*Directions*: Show all lines of the listing that hold the word "name".
**** Data for this exercise ****
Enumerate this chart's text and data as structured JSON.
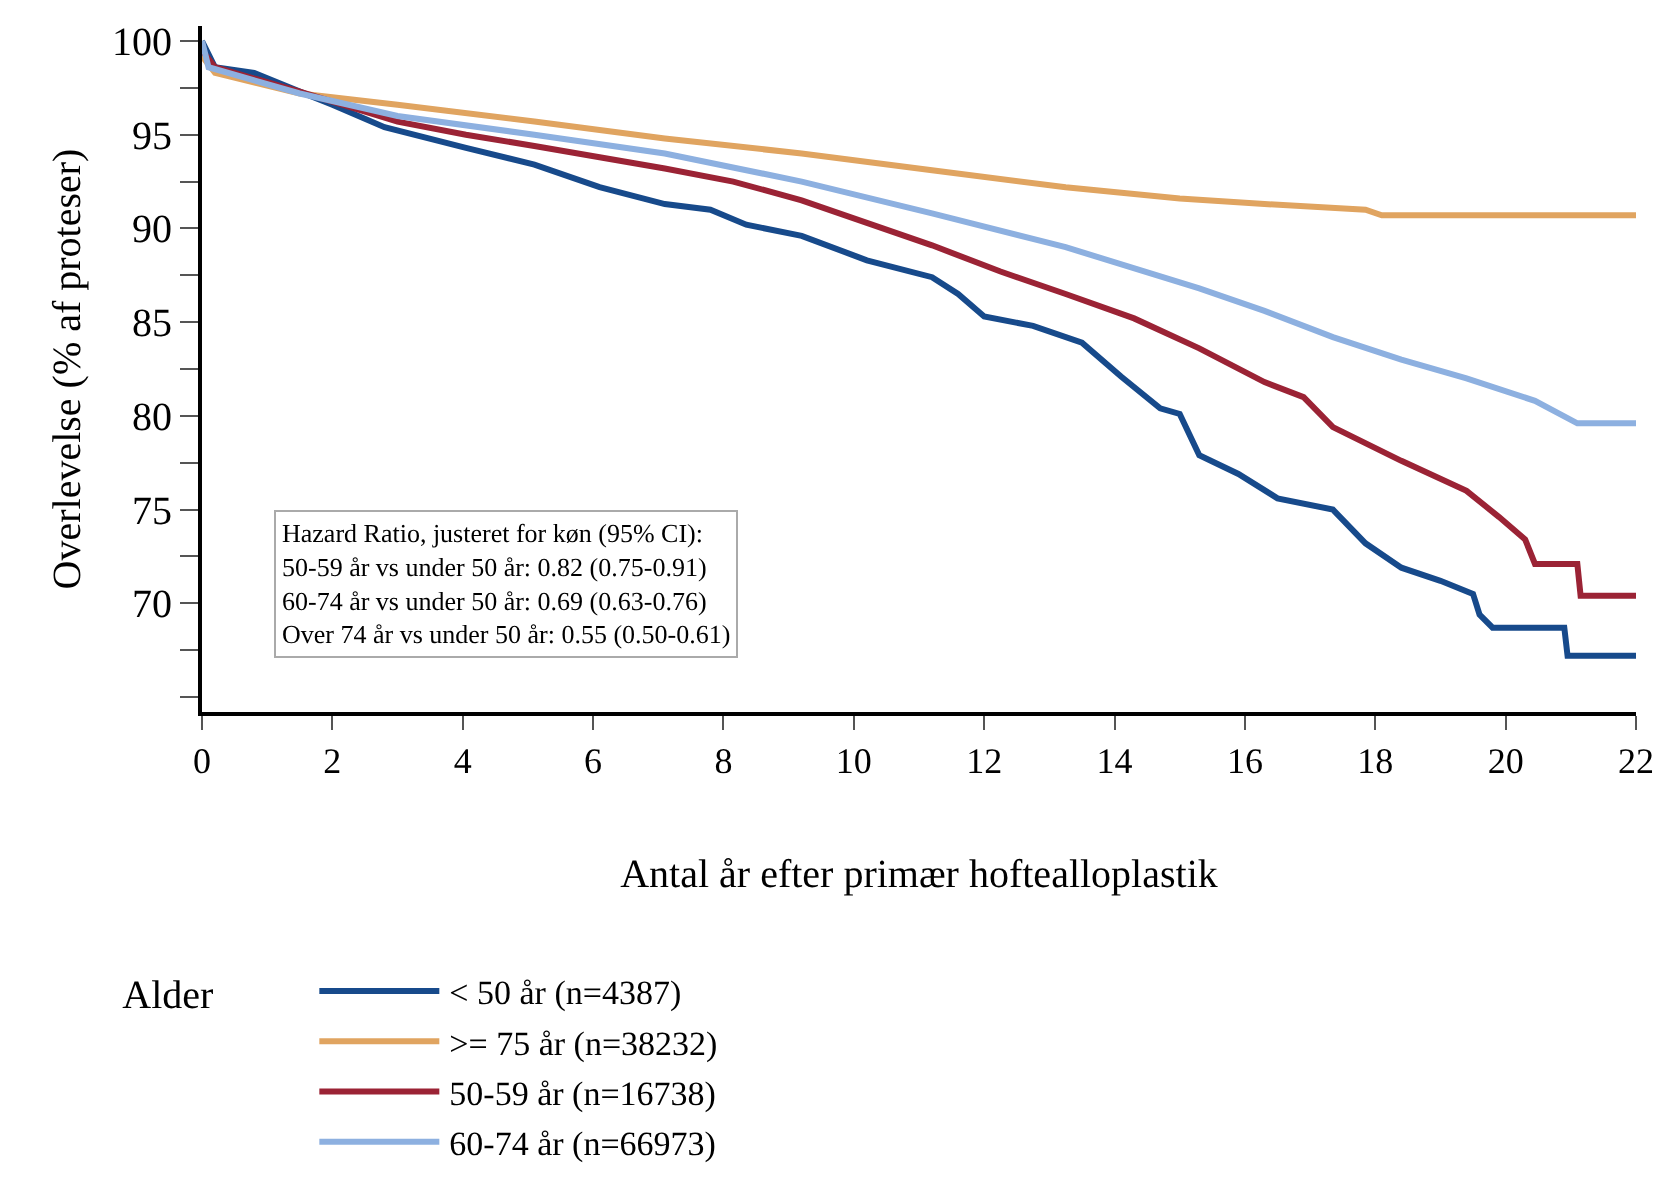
{
  "chart_data": {
    "type": "line",
    "xlabel": "Antal år efter primær hoftealloplastik",
    "ylabel": "Overlevelse (% af proteser)",
    "legend_title": "Alder",
    "legend": "bottom",
    "grid": false,
    "marker": "none",
    "line_style": "solid",
    "xlim": [
      0,
      22
    ],
    "xticks": [
      0,
      2,
      4,
      6,
      8,
      10,
      12,
      14,
      16,
      18,
      20,
      22
    ],
    "ylim": [
      64.2,
      100.8
    ],
    "yticks": [
      {
        "value": 65,
        "label": null
      },
      {
        "value": 67.5,
        "label": null
      },
      70,
      {
        "value": 72.5,
        "label": null
      },
      75,
      {
        "value": 77.5,
        "label": null
      },
      80,
      {
        "value": 82.5,
        "label": null
      },
      85,
      {
        "value": 87.5,
        "label": null
      },
      90,
      {
        "value": 92.5,
        "label": null
      },
      95,
      {
        "value": 97.5,
        "label": null
      },
      100
    ],
    "annotations": [
      "Hazard Ratio, justeret for køn (95% CI):\n50-59 år vs under 50 år: 0.82 (0.75-0.91)\n60-74 år vs under 50 år: 0.69 (0.63-0.76)\nOver 74 år vs under 50 år: 0.55 (0.50-0.61)"
    ],
    "series": [
      {
        "name": "< 50 år (n=4387)",
        "color": "#174a8b",
        "x": [
          0,
          0.2,
          0.8,
          1.5,
          2.0,
          2.8,
          4.05,
          5.1,
          6.1,
          7.1,
          7.8,
          8.35,
          9.2,
          10.2,
          11.2,
          11.6,
          12.0,
          12.75,
          13.5,
          14.1,
          14.7,
          15.0,
          15.3,
          15.9,
          16.5,
          17.35,
          17.85,
          18.4,
          19.0,
          19.5,
          19.6,
          19.8,
          20.9,
          20.95,
          22
        ],
        "values": [
          100,
          98.6,
          98.3,
          97.3,
          96.6,
          95.4,
          94.3,
          93.4,
          92.2,
          91.3,
          91.0,
          90.2,
          89.6,
          88.3,
          87.4,
          86.5,
          85.3,
          84.8,
          83.9,
          82.1,
          80.4,
          80.1,
          77.9,
          76.9,
          75.6,
          75.0,
          73.2,
          71.9,
          71.2,
          70.5,
          69.4,
          68.7,
          68.7,
          67.2,
          67.2
        ]
      },
      {
        "name": ">= 75 år (n=38232)",
        "color": "#e0a460",
        "x": [
          0,
          0.2,
          1.5,
          3.0,
          5.1,
          7.1,
          9.2,
          11.2,
          13.25,
          15.0,
          16.3,
          17.85,
          18.1,
          22
        ],
        "values": [
          99.2,
          98.3,
          97.2,
          96.6,
          95.7,
          94.8,
          94.0,
          93.1,
          92.2,
          91.6,
          91.3,
          91.0,
          90.7,
          90.7
        ]
      },
      {
        "name": "50-59 år (n=16738)",
        "color": "#9b2335",
        "x": [
          0,
          0.2,
          1.5,
          3.0,
          4.05,
          5.1,
          6.1,
          7.1,
          8.15,
          9.2,
          10.2,
          11.2,
          12.25,
          13.25,
          14.3,
          15.3,
          16.3,
          16.9,
          17.35,
          18.4,
          19.4,
          19.9,
          20.3,
          20.45,
          21.1,
          21.15,
          22
        ],
        "values": [
          99.5,
          98.6,
          97.3,
          95.7,
          95.0,
          94.4,
          93.8,
          93.2,
          92.5,
          91.5,
          90.3,
          89.1,
          87.7,
          86.5,
          85.2,
          83.6,
          81.8,
          81.0,
          79.4,
          77.6,
          76.0,
          74.6,
          73.4,
          72.1,
          72.1,
          70.4,
          70.4
        ]
      },
      {
        "name": "60-74 år (n=66973)",
        "color": "#8db0e0",
        "x": [
          0,
          0.1,
          1.5,
          3.0,
          5.1,
          7.1,
          9.2,
          11.2,
          13.25,
          15.3,
          16.3,
          17.35,
          18.4,
          19.4,
          20.45,
          21.1,
          22
        ],
        "values": [
          100,
          98.6,
          97.2,
          96.0,
          95.0,
          94.0,
          92.5,
          90.8,
          89.0,
          86.8,
          85.6,
          84.2,
          83.0,
          82.0,
          80.8,
          79.6,
          79.6
        ]
      }
    ]
  }
}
****
*Exercise response*:
        "name": "< 50 år (n=4387)",
        "name": ">= 75 år (n=38232)",
        "name": "50-59 år (n=16738)",
        "name": "60-74 år (n=66973)",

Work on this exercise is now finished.